What is needed: Your task is to print the material below exactly as presented.

Records for the task:

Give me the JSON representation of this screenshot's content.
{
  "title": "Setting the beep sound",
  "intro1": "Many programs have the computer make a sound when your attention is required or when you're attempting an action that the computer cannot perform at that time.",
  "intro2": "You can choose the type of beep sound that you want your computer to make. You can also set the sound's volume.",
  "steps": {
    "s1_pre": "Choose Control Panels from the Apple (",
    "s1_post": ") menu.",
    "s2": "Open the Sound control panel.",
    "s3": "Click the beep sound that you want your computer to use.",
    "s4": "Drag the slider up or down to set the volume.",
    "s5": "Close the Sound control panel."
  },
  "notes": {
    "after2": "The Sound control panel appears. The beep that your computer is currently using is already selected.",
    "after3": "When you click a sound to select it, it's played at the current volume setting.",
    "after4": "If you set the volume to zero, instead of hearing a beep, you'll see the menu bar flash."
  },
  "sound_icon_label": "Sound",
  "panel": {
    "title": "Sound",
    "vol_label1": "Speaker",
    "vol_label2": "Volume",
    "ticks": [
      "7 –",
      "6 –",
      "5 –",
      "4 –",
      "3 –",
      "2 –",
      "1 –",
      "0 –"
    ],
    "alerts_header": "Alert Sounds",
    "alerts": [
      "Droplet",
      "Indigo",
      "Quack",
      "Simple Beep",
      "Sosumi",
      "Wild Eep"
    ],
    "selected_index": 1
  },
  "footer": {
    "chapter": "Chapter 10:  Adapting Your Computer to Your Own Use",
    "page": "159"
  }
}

Exercise response:
Give me the JSON representation of this screenshot's content.
{
  "title": "Setting the beep sound",
  "intro1": "Many programs have the computer make a sound when your attention is required or when you're attempting an action that the computer cannot perform at that time.",
  "intro2": "You can choose the type of beep sound that you want your computer to make. You can also set the sound's volume.",
  "steps": {
    "s1_pre": "Choose Control Panels from the Apple (",
    "s1_post": ") menu.",
    "s2": "Open the Sound control panel.",
    "s3": "Click the beep sound that you want your computer to use.",
    "s4": "Drag the slider up or down to set the volume.",
    "s5": "Close the Sound control panel."
  },
  "notes": {
    "after2": "The Sound control panel appears. The beep that your computer is currently using is already selected.",
    "after3": "When you click a sound to select it, it's played at the current volume setting.",
    "after4": "If you set the volume to zero, instead of hearing a beep, you'll see the menu bar flash."
  },
  "sound_icon_label": "Sound",
  "panel": {
    "title": "Sound",
    "vol_label1": "Speaker",
    "vol_label2": "Volume",
    "ticks": [
      "7 –",
      "6 –",
      "5 –",
      "4 –",
      "3 –",
      "2 –",
      "1 –",
      "0 –"
    ],
    "alerts_header": "Alert Sounds",
    "alerts": [
      "Droplet",
      "Indigo",
      "Quack",
      "Simple Beep",
      "Sosumi",
      "Wild Eep"
    ],
    "selected_index": 1
  },
  "footer": {
    "chapter": "Chapter 10:  Adapting Your Computer to Your Own Use",
    "page": "159"
  }
}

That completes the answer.